TASK: Identify all lines in the data containing the string "значимости". Copy them out.

# START OF MATERIAL SHOWN

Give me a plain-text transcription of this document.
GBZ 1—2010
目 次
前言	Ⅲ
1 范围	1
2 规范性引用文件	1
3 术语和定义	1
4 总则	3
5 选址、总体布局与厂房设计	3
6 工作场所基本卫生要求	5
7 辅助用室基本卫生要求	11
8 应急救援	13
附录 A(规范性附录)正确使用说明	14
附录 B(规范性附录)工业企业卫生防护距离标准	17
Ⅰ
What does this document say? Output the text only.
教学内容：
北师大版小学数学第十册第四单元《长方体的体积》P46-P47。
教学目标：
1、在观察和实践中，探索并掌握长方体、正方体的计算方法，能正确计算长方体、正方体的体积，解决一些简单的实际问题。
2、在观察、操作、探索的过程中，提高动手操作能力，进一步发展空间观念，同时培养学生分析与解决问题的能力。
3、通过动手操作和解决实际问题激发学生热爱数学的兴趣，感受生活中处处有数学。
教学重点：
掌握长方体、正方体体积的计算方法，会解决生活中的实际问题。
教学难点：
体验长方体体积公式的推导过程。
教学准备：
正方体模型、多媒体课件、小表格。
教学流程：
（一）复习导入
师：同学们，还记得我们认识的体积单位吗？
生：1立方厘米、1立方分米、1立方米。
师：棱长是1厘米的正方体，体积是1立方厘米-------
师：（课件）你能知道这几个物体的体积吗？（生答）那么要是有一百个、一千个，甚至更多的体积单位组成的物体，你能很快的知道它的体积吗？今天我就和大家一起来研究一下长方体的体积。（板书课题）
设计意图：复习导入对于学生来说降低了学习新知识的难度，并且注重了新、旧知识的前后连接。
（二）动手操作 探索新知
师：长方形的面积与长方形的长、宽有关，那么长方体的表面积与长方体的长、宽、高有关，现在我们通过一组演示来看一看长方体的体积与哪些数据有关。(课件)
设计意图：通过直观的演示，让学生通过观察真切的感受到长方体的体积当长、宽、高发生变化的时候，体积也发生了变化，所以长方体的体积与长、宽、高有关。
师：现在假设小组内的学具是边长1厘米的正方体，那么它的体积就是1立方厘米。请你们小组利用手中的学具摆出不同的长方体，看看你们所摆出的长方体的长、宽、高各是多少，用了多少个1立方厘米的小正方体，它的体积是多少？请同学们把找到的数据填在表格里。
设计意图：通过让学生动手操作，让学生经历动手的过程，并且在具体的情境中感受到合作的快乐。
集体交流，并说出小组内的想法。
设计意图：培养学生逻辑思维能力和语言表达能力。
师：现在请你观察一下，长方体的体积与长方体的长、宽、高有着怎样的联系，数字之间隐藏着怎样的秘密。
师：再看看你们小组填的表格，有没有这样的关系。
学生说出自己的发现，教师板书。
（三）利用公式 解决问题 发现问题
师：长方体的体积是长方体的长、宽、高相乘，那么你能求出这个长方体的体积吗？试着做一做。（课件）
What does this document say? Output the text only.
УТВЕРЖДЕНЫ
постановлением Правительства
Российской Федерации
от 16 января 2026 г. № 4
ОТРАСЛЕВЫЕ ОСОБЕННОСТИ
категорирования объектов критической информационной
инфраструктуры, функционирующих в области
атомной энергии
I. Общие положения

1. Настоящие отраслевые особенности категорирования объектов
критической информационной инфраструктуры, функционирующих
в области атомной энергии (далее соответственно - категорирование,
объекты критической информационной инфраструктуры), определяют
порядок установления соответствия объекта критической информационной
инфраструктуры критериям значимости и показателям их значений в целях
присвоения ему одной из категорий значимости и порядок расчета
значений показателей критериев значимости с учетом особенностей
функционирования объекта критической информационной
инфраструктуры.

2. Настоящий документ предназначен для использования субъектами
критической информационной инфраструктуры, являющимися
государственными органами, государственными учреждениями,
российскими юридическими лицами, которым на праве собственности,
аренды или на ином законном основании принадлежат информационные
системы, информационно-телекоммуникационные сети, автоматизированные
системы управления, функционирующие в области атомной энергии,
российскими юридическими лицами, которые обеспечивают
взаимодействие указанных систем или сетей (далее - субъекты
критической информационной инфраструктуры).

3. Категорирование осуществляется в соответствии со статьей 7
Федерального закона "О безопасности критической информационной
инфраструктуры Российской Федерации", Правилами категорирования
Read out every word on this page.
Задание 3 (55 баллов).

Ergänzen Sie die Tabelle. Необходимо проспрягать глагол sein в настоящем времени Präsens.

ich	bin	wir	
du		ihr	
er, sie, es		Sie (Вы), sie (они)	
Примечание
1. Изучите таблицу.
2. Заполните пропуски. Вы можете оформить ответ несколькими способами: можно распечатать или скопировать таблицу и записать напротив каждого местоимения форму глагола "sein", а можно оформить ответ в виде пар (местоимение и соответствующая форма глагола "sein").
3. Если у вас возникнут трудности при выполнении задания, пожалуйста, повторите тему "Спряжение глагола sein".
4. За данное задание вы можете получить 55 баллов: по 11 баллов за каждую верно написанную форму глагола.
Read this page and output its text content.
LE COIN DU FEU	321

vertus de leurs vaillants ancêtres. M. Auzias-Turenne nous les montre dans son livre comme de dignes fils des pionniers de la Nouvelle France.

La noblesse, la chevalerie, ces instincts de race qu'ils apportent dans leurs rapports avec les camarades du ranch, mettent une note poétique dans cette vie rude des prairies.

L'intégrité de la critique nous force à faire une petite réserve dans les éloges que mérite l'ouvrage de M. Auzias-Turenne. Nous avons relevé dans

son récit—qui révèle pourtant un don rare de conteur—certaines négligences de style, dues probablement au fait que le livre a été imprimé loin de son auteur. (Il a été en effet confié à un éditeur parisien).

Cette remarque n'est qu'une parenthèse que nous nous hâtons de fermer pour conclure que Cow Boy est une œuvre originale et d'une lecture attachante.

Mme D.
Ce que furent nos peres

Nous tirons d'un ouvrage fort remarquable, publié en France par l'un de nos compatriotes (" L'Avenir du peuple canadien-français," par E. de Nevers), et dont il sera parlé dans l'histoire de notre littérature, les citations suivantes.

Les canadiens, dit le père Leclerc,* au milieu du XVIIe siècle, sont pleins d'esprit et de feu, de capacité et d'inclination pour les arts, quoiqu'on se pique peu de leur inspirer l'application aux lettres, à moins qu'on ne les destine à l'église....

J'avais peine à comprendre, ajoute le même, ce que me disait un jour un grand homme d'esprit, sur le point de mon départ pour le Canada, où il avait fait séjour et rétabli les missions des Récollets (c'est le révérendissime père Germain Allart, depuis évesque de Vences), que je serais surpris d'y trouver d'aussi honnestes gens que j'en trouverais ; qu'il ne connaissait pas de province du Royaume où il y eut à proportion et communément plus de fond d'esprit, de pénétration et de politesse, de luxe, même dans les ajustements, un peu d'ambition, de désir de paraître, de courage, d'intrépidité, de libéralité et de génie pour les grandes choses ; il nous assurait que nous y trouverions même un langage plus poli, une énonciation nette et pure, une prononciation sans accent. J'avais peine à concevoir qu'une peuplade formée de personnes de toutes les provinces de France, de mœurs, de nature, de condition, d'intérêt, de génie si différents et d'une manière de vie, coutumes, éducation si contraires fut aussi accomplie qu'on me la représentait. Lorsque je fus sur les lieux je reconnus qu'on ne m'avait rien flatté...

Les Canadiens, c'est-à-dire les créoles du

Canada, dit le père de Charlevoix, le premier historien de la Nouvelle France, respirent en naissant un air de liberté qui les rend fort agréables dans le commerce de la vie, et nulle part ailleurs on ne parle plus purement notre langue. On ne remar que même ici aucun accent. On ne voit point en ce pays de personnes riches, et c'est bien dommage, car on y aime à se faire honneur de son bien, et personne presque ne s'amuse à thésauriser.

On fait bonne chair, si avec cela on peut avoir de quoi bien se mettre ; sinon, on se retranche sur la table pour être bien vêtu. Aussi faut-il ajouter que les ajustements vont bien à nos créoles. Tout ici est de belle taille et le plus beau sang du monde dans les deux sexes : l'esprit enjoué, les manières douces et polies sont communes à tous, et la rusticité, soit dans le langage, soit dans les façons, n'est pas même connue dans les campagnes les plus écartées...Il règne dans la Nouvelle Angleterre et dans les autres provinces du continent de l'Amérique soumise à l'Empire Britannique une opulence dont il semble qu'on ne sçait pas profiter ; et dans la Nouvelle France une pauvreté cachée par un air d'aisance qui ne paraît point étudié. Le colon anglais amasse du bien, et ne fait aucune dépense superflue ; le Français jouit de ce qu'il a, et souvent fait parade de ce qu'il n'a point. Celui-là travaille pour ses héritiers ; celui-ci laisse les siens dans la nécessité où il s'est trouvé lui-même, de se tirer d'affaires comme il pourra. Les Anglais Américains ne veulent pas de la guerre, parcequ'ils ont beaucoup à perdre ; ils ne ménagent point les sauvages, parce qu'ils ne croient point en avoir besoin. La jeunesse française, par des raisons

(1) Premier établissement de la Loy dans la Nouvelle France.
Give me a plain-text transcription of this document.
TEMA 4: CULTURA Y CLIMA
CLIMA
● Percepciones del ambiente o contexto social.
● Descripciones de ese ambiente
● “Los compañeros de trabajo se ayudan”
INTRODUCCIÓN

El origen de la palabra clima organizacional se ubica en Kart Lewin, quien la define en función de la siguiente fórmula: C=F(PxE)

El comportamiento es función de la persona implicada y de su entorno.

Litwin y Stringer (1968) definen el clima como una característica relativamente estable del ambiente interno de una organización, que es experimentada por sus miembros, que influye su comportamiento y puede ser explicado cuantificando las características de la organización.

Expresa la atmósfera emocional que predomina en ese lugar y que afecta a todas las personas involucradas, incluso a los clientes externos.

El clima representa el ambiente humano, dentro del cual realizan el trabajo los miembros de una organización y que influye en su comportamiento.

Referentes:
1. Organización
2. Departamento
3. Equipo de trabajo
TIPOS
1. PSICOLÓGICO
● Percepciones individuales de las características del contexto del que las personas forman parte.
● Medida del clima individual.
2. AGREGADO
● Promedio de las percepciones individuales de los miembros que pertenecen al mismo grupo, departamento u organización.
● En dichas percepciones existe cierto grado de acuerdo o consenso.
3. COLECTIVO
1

# END OF MATERIAL SHOWN

OUTPUT OF THE TASK:
инфраструктуры критериям значимости и показателям их значений в целях
присвоения ему одной из категорий значимости и порядок расчета
значений показателей критериев значимости с учетом особенностей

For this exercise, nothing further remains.